(Data items)
= = = = =

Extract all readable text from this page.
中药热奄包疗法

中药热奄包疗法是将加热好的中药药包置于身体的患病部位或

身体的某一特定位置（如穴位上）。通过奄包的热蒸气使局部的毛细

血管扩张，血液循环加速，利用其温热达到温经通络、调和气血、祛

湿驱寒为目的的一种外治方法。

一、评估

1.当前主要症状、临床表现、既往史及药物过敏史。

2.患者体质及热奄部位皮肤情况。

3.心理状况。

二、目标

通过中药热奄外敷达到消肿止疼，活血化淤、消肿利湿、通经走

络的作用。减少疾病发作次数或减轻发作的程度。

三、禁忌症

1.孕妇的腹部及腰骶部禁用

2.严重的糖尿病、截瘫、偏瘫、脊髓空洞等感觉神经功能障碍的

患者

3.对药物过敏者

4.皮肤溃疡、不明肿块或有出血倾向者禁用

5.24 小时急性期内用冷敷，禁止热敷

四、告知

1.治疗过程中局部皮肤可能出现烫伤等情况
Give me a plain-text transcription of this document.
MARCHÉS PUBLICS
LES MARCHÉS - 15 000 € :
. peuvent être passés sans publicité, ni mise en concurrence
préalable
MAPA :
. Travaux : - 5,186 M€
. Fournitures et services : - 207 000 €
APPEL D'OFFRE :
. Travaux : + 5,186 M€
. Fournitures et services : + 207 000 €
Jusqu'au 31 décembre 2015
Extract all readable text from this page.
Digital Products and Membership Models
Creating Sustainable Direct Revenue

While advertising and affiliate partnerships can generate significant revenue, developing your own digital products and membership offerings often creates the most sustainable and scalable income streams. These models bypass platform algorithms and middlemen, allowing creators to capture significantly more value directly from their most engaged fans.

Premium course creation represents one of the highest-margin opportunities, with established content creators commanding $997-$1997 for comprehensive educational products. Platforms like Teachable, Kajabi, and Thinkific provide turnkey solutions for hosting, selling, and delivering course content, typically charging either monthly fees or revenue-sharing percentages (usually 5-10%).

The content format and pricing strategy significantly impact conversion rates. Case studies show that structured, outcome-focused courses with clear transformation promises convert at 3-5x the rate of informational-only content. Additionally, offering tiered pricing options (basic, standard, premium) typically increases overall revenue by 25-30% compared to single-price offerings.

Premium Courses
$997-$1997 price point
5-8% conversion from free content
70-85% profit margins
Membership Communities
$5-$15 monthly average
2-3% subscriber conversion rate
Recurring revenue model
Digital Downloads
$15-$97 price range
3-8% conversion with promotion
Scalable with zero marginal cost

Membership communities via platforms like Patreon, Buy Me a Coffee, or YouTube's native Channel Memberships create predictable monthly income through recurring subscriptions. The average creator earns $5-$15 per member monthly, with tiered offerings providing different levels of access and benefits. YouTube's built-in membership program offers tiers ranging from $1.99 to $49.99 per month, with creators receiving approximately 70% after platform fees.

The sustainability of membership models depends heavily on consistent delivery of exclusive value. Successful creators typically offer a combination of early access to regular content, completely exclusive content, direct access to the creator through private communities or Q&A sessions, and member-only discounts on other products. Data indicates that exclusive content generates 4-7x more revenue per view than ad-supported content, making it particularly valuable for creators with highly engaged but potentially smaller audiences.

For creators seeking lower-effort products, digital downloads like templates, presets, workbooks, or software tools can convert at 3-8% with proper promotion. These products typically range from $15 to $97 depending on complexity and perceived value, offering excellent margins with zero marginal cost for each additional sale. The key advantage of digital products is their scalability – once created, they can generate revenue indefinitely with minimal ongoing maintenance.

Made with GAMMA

= = = = =

> SHORT PROBLEM:
Each line that holds the word "zero" should be extracted from the records.

> ANSWER BELOW:
Scalable with zero marginal cost
For creators seeking lower-effort products, digital downloads like templates, presets, workbooks, or software tools can convert at 3-8% with proper promotion. These products typically range from $15 to $97 depending on complexity and perceived value, offering excellent margins with zero marginal cost for each additional sale. The key advantage of digital products is their scalability – once created, they can generate revenue indefinitely with minimal ongoing maintenance.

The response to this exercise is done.